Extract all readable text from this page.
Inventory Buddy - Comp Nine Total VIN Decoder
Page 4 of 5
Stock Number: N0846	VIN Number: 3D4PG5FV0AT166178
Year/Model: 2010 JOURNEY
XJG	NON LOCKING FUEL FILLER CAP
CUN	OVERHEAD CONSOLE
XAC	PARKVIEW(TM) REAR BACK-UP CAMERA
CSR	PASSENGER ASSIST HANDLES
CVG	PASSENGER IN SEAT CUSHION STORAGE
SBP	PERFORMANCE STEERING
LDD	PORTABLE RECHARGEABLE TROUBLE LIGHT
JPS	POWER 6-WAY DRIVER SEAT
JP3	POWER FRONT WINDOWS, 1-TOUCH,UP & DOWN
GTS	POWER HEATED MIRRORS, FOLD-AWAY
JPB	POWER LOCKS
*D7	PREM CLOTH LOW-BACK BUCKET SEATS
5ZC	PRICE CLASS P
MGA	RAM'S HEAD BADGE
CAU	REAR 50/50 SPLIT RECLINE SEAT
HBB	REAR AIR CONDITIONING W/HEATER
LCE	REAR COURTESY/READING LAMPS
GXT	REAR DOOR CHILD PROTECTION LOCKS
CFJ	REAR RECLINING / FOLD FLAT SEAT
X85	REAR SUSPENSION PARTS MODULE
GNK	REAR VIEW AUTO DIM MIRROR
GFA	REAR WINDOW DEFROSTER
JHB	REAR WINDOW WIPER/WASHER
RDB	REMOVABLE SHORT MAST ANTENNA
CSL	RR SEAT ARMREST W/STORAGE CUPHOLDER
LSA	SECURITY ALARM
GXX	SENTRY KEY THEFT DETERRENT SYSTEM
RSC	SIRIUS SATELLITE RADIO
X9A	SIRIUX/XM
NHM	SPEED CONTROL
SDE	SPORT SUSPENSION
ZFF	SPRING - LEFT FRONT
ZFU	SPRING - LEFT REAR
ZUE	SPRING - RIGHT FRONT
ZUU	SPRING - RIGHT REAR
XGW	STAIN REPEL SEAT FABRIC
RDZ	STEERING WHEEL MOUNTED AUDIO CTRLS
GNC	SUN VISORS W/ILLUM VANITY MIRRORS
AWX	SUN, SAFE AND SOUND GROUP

__WHAT NEEDS TO BE DONE__.
Give nothing but the count of lines in the listing above that hold the string "FOLD".

__RESPONSE FOR THIS EXERCISE__.
2